> **Dataset excerpts**:

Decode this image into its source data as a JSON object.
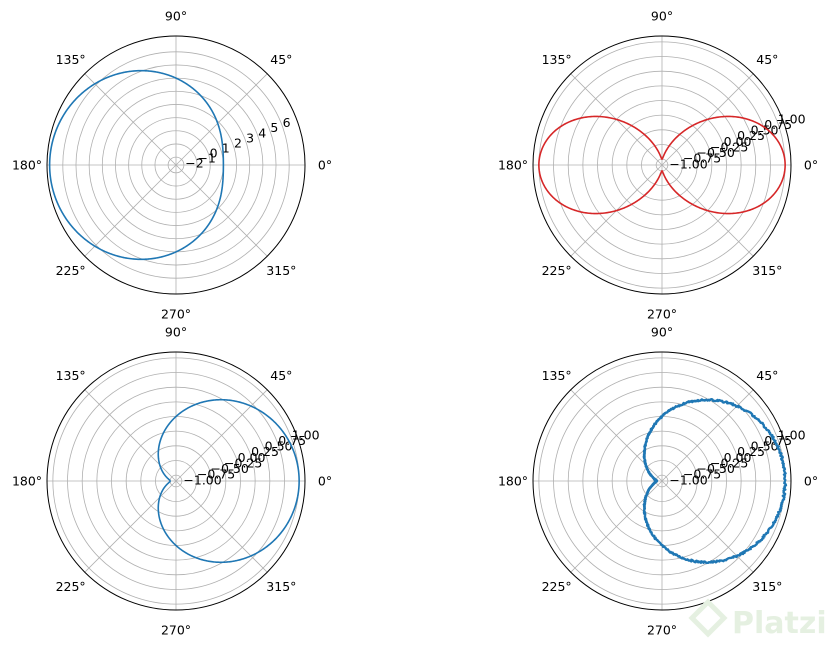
{
  "chart_data": [
    {
      "type": "line",
      "title": "",
      "projection": "polar",
      "grid": true,
      "color": "#1f77b4",
      "equation": "r = 4 - 3*cos(theta)",
      "theta_tick_labels": [
        "0°",
        "45°",
        "90°",
        "135°",
        "180°",
        "225°",
        "270°",
        "315°"
      ],
      "r_tick_labels": [
        "−2",
        "−1",
        "0",
        "1",
        "2",
        "3",
        "4",
        "5",
        "6"
      ],
      "r_ticks": [
        -2,
        -1,
        0,
        1,
        2,
        3,
        4,
        5,
        6
      ],
      "rlim": [
        -2.6,
        7.2
      ]
    },
    {
      "type": "line",
      "title": "",
      "projection": "polar",
      "grid": true,
      "color": "#d62728",
      "equation": "r = cos(2*theta)",
      "theta_tick_labels": [
        "0°",
        "45°",
        "90°",
        "135°",
        "180°",
        "225°",
        "270°",
        "315°"
      ],
      "r_tick_labels": [
        "−1.00",
        "−0.75",
        "−0.50",
        "−0.25",
        "0.00",
        "0.25",
        "0.50",
        "0.75",
        "1.00"
      ],
      "r_ticks": [
        -1.0,
        -0.75,
        -0.5,
        -0.25,
        0.0,
        0.25,
        0.5,
        0.75,
        1.0
      ],
      "rlim": [
        -1.1,
        1.1
      ]
    },
    {
      "type": "line",
      "title": "",
      "projection": "polar",
      "grid": true,
      "color": "#1f77b4",
      "equation": "r = cos(theta)",
      "theta_tick_labels": [
        "0°",
        "45°",
        "90°",
        "135°",
        "180°",
        "225°",
        "270°",
        "315°"
      ],
      "r_tick_labels": [
        "−1.00",
        "−0.75",
        "−0.50",
        "−0.25",
        "0.00",
        "0.25",
        "0.50",
        "0.75",
        "1.00"
      ],
      "r_ticks": [
        -1.0,
        -0.75,
        -0.5,
        -0.25,
        0.0,
        0.25,
        0.5,
        0.75,
        1.0
      ],
      "rlim": [
        -1.1,
        1.1
      ]
    },
    {
      "type": "line",
      "title": "",
      "projection": "polar",
      "grid": true,
      "color": "#1f77b4",
      "noisy": true,
      "equation": "r = cos(theta) + noise",
      "theta_tick_labels": [
        "0°",
        "45°",
        "90°",
        "135°",
        "180°",
        "225°",
        "270°",
        "315°"
      ],
      "r_tick_labels": [
        "−1.00",
        "−0.75",
        "−0.50",
        "−0.25",
        "0.00",
        "0.25",
        "0.50",
        "0.75",
        "1.00"
      ],
      "r_ticks": [
        -1.0,
        -0.75,
        -0.5,
        -0.25,
        0.0,
        0.25,
        0.5,
        0.75,
        1.0
      ],
      "rlim": [
        -1.1,
        1.1
      ]
    }
  ],
  "watermark": {
    "text": "Platzi",
    "color": "#e5f0e1"
  }
}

> **Task**: Quote every record above exactly, leaving out any pictures.

> **Response to this task**:
Decode this image into its source data as a JSON object.
{
  "chart_data": [
    {
      "type": "line",
      "title": "",
      "projection": "polar",
      "grid": true,
      "color": "#1f77b4",
      "equation": "r = 4 - 3*cos(theta)",
      "theta_tick_labels": [
        "0°",
        "45°",
        "90°",
        "135°",
        "180°",
        "225°",
        "270°",
        "315°"
      ],
      "r_tick_labels": [
        "−2",
        "−1",
        "0",
        "1",
        "2",
        "3",
        "4",
        "5",
        "6"
      ],
      "r_ticks": [
        -2,
        -1,
        0,
        1,
        2,
        3,
        4,
        5,
        6
      ],
      "rlim": [
        -2.6,
        7.2
      ]
    },
    {
      "type": "line",
      "title": "",
      "projection": "polar",
      "grid": true,
      "color": "#d62728",
      "equation": "r = cos(2*theta)",
      "theta_tick_labels": [
        "0°",
        "45°",
        "90°",
        "135°",
        "180°",
        "225°",
        "270°",
        "315°"
      ],
      "r_tick_labels": [
        "−1.00",
        "−0.75",
        "−0.50",
        "−0.25",
        "0.00",
        "0.25",
        "0.50",
        "0.75",
        "1.00"
      ],
      "r_ticks": [
        -1.0,
        -0.75,
        -0.5,
        -0.25,
        0.0,
        0.25,
        0.5,
        0.75,
        1.0
      ],
      "rlim": [
        -1.1,
        1.1
      ]
    },
    {
      "type": "line",
      "title": "",
      "projection": "polar",
      "grid": true,
      "color": "#1f77b4",
      "equation": "r = cos(theta)",
      "theta_tick_labels": [
        "0°",
        "45°",
        "90°",
        "135°",
        "180°",
        "225°",
        "270°",
        "315°"
      ],
      "r_tick_labels": [
        "−1.00",
        "−0.75",
        "−0.50",
        "−0.25",
        "0.00",
        "0.25",
        "0.50",
        "0.75",
        "1.00"
      ],
      "r_ticks": [
        -1.0,
        -0.75,
        -0.5,
        -0.25,
        0.0,
        0.25,
        0.5,
        0.75,
        1.0
      ],
      "rlim": [
        -1.1,
        1.1
      ]
    },
    {
      "type": "line",
      "title": "",
      "projection": "polar",
      "grid": true,
      "color": "#1f77b4",
      "noisy": true,
      "equation": "r = cos(theta) + noise",
      "theta_tick_labels": [
        "0°",
        "45°",
        "90°",
        "135°",
        "180°",
        "225°",
        "270°",
        "315°"
      ],
      "r_tick_labels": [
        "−1.00",
        "−0.75",
        "−0.50",
        "−0.25",
        "0.00",
        "0.25",
        "0.50",
        "0.75",
        "1.00"
      ],
      "r_ticks": [
        -1.0,
        -0.75,
        -0.5,
        -0.25,
        0.0,
        0.25,
        0.5,
        0.75,
        1.0
      ],
      "rlim": [
        -1.1,
        1.1
      ]
    }
  ],
  "watermark": {
    "text": "Platzi",
    "color": "#e5f0e1"
  }
}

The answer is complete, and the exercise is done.